---------- Provided entries
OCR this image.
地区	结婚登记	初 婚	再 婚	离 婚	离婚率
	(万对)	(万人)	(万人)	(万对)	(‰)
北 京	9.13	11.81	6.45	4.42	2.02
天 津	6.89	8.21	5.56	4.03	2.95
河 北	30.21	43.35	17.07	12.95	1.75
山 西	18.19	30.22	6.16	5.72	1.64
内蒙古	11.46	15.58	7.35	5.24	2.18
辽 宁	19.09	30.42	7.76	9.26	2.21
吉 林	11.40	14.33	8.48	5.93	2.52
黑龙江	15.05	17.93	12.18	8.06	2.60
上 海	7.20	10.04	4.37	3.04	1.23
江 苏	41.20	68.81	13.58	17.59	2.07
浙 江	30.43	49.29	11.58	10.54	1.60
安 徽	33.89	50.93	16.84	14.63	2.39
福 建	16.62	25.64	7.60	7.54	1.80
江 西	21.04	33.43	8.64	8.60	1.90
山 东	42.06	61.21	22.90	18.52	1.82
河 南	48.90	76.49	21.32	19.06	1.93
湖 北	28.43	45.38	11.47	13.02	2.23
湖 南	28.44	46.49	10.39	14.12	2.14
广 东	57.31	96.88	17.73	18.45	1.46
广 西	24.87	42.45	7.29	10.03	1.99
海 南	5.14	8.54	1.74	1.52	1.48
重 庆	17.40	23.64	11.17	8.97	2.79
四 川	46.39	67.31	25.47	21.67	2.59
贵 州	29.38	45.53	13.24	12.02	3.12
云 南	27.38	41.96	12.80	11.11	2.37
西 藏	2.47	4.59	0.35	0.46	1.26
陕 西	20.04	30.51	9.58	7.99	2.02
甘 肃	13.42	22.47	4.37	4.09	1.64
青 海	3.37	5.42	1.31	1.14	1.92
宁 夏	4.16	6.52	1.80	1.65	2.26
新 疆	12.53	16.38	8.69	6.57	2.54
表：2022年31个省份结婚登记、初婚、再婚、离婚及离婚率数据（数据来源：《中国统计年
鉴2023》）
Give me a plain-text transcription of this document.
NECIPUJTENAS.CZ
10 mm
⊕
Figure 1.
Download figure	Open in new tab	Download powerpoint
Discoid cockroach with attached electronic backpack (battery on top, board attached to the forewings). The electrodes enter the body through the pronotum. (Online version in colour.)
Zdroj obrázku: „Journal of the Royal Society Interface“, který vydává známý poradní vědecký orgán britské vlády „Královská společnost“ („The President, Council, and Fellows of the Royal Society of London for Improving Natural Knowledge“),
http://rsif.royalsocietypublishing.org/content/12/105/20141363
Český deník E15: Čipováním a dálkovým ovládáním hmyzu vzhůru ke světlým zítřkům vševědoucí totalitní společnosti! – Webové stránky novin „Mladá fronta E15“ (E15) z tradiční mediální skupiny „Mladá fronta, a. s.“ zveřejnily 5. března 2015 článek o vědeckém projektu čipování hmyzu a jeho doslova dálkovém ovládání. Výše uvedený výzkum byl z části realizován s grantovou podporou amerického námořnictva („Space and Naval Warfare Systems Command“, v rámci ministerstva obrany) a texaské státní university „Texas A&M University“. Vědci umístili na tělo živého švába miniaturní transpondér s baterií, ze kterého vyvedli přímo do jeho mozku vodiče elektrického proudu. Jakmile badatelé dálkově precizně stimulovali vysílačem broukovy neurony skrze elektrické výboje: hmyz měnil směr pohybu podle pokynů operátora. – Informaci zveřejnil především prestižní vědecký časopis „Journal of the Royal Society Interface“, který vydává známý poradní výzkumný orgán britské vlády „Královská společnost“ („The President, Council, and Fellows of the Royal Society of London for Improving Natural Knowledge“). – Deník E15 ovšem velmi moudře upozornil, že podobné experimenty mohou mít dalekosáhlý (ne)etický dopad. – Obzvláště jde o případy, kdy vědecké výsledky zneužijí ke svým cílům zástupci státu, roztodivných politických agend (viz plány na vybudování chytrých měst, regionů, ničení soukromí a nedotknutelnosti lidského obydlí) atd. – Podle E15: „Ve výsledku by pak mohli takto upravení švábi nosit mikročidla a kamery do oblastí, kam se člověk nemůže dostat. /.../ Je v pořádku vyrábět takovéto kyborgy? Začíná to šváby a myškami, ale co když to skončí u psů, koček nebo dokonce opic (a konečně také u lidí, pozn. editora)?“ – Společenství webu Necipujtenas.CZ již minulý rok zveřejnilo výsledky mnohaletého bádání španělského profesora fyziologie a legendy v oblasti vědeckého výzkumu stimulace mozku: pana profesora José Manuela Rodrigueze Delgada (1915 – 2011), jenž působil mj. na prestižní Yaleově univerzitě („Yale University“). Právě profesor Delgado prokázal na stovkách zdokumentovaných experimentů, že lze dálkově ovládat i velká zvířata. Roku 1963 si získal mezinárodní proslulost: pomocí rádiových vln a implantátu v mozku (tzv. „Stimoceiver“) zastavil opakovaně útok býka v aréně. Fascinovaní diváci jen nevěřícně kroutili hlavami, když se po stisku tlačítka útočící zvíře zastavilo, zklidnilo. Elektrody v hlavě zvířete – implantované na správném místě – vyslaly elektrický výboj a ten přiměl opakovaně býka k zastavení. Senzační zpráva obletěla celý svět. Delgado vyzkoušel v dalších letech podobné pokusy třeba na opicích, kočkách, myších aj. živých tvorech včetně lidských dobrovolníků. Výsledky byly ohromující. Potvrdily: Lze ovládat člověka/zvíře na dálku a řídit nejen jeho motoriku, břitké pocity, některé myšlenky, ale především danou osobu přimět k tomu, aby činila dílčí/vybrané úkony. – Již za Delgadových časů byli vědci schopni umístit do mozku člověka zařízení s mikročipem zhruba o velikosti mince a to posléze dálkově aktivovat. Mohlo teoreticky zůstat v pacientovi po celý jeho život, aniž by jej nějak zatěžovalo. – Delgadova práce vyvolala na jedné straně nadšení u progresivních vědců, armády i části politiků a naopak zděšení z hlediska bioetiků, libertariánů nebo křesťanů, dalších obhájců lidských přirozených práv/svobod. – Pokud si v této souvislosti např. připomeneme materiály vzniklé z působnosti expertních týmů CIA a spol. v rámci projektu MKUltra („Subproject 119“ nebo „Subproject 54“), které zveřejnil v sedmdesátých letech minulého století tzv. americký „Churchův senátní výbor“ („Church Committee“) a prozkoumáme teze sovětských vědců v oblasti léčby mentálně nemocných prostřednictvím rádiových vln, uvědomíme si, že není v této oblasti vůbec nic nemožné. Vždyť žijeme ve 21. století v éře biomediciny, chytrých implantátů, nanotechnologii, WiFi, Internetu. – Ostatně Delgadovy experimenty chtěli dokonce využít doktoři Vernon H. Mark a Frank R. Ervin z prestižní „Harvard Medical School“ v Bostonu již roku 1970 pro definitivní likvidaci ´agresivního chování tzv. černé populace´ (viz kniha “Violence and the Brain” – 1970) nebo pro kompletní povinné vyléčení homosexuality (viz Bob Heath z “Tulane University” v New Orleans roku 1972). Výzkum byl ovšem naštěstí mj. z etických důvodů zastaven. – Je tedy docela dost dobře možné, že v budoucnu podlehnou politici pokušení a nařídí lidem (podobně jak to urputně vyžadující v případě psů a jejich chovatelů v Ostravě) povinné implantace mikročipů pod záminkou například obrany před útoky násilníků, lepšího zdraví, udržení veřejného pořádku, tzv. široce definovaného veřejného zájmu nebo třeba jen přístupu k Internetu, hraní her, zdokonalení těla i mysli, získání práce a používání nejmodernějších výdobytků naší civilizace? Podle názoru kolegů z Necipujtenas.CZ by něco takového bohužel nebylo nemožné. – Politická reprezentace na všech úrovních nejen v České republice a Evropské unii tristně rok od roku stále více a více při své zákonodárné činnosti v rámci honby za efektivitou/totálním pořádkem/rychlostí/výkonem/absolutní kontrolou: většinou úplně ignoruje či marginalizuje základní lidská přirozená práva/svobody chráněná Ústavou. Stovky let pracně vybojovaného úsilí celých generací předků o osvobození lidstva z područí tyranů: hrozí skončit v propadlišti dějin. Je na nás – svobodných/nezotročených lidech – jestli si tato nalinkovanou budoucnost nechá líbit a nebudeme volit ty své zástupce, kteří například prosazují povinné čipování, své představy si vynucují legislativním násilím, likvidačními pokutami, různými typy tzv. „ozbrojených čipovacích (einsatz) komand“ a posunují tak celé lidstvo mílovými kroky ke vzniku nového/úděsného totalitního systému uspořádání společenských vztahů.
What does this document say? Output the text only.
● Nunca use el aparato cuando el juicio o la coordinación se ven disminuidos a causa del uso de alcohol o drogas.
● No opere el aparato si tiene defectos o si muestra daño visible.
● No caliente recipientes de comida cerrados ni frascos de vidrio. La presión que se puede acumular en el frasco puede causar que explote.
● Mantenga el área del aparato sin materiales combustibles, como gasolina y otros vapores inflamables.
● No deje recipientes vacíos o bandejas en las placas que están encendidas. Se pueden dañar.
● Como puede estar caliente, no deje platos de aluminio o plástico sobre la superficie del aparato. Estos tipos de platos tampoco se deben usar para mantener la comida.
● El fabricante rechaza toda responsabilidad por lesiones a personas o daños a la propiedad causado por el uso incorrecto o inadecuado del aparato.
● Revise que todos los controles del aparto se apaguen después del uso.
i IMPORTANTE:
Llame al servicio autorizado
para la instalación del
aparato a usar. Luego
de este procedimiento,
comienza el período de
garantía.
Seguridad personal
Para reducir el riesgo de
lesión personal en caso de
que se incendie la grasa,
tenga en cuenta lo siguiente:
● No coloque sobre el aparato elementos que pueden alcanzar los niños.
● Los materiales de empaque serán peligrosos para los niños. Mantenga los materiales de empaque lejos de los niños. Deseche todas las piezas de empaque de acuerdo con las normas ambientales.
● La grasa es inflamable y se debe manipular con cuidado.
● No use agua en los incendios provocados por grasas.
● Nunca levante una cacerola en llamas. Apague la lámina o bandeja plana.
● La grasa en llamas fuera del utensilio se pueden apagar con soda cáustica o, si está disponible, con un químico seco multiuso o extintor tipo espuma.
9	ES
--------------------
Report only the number of lines that hold the word "materiales".

2